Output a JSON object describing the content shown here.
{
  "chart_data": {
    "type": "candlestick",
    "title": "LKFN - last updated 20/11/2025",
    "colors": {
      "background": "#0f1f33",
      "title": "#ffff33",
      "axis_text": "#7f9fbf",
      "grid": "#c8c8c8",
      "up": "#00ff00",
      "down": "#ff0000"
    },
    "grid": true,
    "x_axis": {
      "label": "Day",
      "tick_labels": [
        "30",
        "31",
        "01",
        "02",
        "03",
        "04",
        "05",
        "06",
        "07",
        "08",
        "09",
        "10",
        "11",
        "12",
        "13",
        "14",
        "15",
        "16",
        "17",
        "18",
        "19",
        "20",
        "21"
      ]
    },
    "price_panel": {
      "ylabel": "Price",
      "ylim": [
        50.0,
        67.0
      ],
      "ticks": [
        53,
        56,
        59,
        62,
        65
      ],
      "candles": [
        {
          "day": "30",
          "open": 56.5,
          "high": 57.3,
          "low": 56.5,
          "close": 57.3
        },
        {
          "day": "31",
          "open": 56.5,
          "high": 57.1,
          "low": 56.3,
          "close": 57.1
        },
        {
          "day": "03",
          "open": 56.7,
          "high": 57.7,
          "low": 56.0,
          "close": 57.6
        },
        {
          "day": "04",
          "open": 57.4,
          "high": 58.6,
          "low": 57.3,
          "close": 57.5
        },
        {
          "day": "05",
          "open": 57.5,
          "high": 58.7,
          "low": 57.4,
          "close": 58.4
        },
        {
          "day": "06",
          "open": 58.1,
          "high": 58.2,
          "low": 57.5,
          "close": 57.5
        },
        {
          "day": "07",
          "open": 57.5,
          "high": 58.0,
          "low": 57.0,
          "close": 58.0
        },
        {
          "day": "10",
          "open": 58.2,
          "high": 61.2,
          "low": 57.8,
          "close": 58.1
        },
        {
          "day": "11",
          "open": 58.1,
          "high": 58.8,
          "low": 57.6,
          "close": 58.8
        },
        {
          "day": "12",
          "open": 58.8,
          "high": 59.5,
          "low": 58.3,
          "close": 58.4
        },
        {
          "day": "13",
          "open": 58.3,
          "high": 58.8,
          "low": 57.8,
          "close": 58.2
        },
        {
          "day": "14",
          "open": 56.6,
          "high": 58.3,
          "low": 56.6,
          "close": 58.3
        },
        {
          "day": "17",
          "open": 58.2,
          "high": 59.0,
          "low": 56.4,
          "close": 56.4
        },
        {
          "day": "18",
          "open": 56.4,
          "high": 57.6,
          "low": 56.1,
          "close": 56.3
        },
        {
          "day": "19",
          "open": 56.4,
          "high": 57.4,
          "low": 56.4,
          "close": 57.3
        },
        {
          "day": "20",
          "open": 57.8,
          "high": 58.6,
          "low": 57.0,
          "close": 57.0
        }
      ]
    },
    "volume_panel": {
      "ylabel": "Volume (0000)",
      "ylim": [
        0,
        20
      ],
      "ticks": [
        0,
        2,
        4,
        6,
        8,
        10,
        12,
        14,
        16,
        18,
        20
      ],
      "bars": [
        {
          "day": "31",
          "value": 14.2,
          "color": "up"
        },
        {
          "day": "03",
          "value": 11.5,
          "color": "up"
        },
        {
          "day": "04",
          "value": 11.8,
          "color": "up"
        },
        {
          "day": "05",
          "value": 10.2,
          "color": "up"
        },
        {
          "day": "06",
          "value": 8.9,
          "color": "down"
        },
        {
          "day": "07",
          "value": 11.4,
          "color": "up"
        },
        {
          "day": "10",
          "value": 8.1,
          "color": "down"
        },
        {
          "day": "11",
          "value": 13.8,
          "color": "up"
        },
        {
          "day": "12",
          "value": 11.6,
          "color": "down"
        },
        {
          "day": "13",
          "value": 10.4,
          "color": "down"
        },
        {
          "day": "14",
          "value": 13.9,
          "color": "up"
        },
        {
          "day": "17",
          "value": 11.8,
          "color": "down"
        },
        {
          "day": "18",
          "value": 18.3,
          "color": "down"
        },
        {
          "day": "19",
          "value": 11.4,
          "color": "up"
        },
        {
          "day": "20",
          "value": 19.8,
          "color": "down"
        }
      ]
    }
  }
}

--------------------------------

Work to complete: Gather all lines from the listing above in which "title" occurs.

Solution to this exercise:
    "title": "LKFN - last updated 20/11/2025",
      "title": "#ffff33",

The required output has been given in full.